▶ **Exercise brief**
Filter the records for lines holding the string "color".
## BEGIN Task data
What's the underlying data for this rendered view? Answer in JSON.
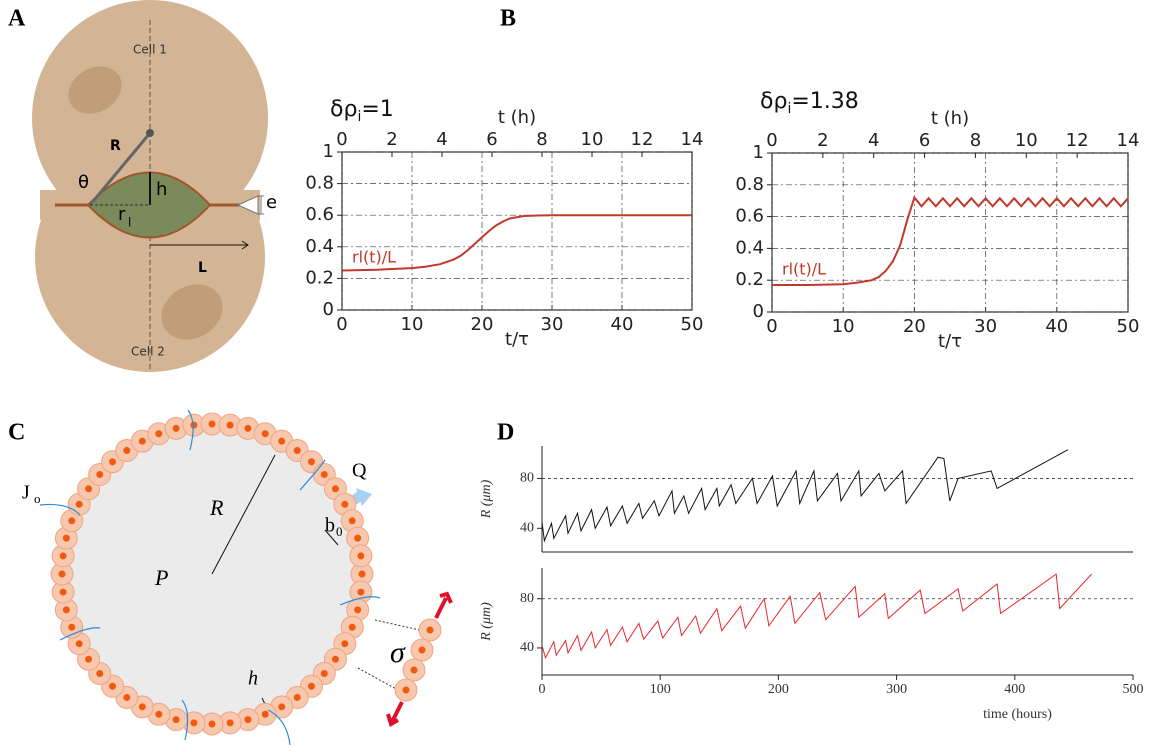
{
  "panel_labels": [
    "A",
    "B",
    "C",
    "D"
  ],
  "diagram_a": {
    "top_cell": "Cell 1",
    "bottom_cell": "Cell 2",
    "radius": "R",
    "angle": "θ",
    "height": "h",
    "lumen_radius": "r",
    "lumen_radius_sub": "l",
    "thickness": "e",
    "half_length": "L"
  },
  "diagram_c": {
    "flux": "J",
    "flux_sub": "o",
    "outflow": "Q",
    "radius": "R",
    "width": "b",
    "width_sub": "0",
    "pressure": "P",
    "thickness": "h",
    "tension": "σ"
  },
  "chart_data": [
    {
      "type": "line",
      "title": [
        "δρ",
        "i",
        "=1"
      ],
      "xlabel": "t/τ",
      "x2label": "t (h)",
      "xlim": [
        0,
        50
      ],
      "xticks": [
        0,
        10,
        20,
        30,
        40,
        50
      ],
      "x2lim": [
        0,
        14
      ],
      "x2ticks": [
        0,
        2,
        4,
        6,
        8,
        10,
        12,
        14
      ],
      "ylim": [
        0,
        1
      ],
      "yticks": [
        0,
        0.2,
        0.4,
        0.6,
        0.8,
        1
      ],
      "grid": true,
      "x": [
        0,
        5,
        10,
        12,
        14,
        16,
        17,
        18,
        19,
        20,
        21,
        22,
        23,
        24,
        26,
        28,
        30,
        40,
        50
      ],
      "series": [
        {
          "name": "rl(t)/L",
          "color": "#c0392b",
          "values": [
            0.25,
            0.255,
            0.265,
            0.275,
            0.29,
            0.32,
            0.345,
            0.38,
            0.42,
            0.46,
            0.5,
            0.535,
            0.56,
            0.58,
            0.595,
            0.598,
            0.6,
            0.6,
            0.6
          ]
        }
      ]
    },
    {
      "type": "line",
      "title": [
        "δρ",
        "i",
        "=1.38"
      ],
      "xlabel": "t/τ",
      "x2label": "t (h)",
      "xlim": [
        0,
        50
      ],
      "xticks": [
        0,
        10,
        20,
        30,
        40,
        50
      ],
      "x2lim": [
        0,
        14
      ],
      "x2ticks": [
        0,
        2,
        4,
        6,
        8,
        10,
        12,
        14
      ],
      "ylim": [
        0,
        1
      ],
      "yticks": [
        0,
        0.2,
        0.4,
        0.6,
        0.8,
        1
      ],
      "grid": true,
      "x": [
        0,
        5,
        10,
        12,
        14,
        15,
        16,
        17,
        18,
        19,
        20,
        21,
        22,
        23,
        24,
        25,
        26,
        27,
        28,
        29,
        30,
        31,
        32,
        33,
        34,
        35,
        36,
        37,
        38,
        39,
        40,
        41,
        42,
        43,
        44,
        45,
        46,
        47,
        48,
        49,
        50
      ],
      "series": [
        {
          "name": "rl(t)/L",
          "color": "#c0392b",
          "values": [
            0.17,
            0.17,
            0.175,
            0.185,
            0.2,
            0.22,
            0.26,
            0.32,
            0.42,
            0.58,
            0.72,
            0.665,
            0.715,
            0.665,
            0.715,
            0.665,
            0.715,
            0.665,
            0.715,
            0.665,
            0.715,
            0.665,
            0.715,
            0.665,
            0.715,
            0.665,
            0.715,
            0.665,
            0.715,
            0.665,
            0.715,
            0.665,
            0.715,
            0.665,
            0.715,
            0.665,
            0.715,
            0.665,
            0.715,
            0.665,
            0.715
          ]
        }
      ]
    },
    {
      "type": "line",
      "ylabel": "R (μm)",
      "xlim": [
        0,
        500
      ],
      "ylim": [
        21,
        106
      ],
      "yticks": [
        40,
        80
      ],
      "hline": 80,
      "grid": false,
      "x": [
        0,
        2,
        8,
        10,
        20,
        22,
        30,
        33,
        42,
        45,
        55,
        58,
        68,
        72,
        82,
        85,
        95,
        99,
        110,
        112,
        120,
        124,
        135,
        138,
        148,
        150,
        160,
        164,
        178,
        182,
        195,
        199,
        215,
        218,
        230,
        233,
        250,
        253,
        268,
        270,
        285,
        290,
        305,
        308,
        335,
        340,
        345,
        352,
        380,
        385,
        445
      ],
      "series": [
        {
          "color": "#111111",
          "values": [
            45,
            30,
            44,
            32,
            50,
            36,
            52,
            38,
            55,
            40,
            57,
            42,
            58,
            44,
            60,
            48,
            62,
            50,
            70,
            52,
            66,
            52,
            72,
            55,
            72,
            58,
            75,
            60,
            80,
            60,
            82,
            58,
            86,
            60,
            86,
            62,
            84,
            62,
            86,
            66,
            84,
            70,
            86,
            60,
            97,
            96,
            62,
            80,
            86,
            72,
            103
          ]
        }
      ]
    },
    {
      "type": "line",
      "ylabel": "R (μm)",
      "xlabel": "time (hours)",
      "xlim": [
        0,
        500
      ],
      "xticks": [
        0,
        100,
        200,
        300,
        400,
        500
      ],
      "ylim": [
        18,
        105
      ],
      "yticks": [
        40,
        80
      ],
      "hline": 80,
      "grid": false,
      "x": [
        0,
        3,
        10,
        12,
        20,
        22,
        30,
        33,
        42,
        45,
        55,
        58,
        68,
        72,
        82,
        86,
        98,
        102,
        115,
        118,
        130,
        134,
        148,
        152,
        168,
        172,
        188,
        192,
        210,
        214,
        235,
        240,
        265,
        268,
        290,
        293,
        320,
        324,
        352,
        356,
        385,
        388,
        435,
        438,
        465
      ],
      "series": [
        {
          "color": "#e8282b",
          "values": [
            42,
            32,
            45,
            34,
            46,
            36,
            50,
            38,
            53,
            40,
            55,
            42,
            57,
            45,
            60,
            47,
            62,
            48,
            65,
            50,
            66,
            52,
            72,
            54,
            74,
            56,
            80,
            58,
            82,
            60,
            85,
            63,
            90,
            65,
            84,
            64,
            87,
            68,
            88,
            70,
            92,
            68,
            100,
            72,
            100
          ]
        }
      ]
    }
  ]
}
## END Task data
▶ **Written response**
          "color": "#c0392b",
          "color": "#c0392b",
          "color": "#111111",
          "color": "#e8282b",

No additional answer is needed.